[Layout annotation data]
******
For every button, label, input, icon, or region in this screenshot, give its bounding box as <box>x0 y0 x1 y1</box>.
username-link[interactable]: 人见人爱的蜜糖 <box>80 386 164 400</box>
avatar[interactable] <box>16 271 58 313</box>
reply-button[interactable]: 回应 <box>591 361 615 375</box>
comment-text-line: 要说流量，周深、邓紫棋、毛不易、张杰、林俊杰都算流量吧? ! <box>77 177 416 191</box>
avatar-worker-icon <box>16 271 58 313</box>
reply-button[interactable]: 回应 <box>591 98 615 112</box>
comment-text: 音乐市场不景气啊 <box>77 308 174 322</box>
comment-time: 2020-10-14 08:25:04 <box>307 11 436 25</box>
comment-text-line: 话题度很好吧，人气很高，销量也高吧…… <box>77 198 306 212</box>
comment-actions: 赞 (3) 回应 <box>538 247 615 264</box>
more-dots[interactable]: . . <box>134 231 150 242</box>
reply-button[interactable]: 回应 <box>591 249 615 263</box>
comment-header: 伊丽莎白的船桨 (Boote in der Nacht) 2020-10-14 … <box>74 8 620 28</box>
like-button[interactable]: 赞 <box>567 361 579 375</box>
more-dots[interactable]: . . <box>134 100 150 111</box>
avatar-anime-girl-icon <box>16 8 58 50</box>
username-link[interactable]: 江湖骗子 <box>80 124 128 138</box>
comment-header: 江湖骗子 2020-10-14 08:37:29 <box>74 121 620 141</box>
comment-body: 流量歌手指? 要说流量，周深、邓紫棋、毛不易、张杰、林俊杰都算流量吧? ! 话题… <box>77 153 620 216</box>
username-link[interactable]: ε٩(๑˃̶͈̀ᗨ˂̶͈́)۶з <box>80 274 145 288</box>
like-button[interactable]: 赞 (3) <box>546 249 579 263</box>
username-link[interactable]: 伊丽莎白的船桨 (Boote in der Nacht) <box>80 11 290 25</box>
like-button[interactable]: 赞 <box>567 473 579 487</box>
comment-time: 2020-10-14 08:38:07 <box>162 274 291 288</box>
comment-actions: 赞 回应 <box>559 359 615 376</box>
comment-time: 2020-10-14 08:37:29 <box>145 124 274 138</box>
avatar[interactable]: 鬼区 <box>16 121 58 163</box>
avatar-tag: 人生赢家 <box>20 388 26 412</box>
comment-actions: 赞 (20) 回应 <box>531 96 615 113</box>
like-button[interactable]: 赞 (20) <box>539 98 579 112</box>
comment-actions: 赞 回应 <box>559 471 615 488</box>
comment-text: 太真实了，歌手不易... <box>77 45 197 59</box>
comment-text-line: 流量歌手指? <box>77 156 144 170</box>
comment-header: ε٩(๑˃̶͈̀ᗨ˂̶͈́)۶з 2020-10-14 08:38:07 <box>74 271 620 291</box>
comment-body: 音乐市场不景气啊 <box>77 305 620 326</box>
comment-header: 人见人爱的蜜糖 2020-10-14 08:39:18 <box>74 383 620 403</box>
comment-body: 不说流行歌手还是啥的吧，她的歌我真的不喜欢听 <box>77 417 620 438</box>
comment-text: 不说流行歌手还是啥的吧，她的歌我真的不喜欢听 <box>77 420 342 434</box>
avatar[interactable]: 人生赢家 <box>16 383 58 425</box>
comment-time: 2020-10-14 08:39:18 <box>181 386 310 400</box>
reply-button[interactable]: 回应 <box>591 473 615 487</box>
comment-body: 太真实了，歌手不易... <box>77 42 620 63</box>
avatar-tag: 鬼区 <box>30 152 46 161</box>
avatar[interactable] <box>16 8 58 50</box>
******
• **To do**:
Reproduce every line above verbatim, with nothing changed or left out.

• **The response**:
For every button, label, input, icon, or region in this screenshot, give its bounding box as <box>x0 y0 x1 y1</box>.
username-link[interactable]: 人见人爱的蜜糖 <box>80 386 164 400</box>
avatar[interactable] <box>16 271 58 313</box>
reply-button[interactable]: 回应 <box>591 361 615 375</box>
comment-text-line: 要说流量，周深、邓紫棋、毛不易、张杰、林俊杰都算流量吧? ! <box>77 177 416 191</box>
avatar-worker-icon <box>16 271 58 313</box>
reply-button[interactable]: 回应 <box>591 98 615 112</box>
comment-text: 音乐市场不景气啊 <box>77 308 174 322</box>
comment-time: 2020-10-14 08:25:04 <box>307 11 436 25</box>
comment-text-line: 话题度很好吧，人气很高，销量也高吧…… <box>77 198 306 212</box>
comment-actions: 赞 (3) 回应 <box>538 247 615 264</box>
more-dots[interactable]: . . <box>134 231 150 242</box>
reply-button[interactable]: 回应 <box>591 249 615 263</box>
comment-header: 伊丽莎白的船桨 (Boote in der Nacht) 2020-10-14 … <box>74 8 620 28</box>
like-button[interactable]: 赞 <box>567 361 579 375</box>
more-dots[interactable]: . . <box>134 100 150 111</box>
avatar-anime-girl-icon <box>16 8 58 50</box>
username-link[interactable]: 江湖骗子 <box>80 124 128 138</box>
comment-header: 江湖骗子 2020-10-14 08:37:29 <box>74 121 620 141</box>
comment-body: 流量歌手指? 要说流量，周深、邓紫棋、毛不易、张杰、林俊杰都算流量吧? ! 话题… <box>77 153 620 216</box>
username-link[interactable]: ε٩(๑˃̶͈̀ᗨ˂̶͈́)۶з <box>80 274 145 288</box>
like-button[interactable]: 赞 (3) <box>546 249 579 263</box>
username-link[interactable]: 伊丽莎白的船桨 (Boote in der Nacht) <box>80 11 290 25</box>
like-button[interactable]: 赞 <box>567 473 579 487</box>
comment-time: 2020-10-14 08:38:07 <box>162 274 291 288</box>
comment-actions: 赞 回应 <box>559 359 615 376</box>
comment-time: 2020-10-14 08:37:29 <box>145 124 274 138</box>
avatar[interactable]: 鬼区 <box>16 121 58 163</box>
avatar-tag: 人生赢家 <box>20 388 26 412</box>
comment-actions: 赞 (20) 回应 <box>531 96 615 113</box>
like-button[interactable]: 赞 (20) <box>539 98 579 112</box>
comment-actions: 赞 回应 <box>559 471 615 488</box>
comment-text: 太真实了，歌手不易... <box>77 45 197 59</box>
comment-text-line: 流量歌手指? <box>77 156 144 170</box>
comment-header: ε٩(๑˃̶͈̀ᗨ˂̶͈́)۶з 2020-10-14 08:38:07 <box>74 271 620 291</box>
comment-body: 音乐市场不景气啊 <box>77 305 620 326</box>
comment-header: 人见人爱的蜜糖 2020-10-14 08:39:18 <box>74 383 620 403</box>
comment-body: 不说流行歌手还是啥的吧，她的歌我真的不喜欢听 <box>77 417 620 438</box>
comment-text: 不说流行歌手还是啥的吧，她的歌我真的不喜欢听 <box>77 420 342 434</box>
avatar[interactable]: 人生赢家 <box>16 383 58 425</box>
comment-time: 2020-10-14 08:39:18 <box>181 386 310 400</box>
reply-button[interactable]: 回应 <box>591 473 615 487</box>
comment-body: 太真实了，歌手不易... <box>77 42 620 63</box>
avatar-tag: 鬼区 <box>30 152 46 161</box>
avatar[interactable] <box>16 8 58 50</box>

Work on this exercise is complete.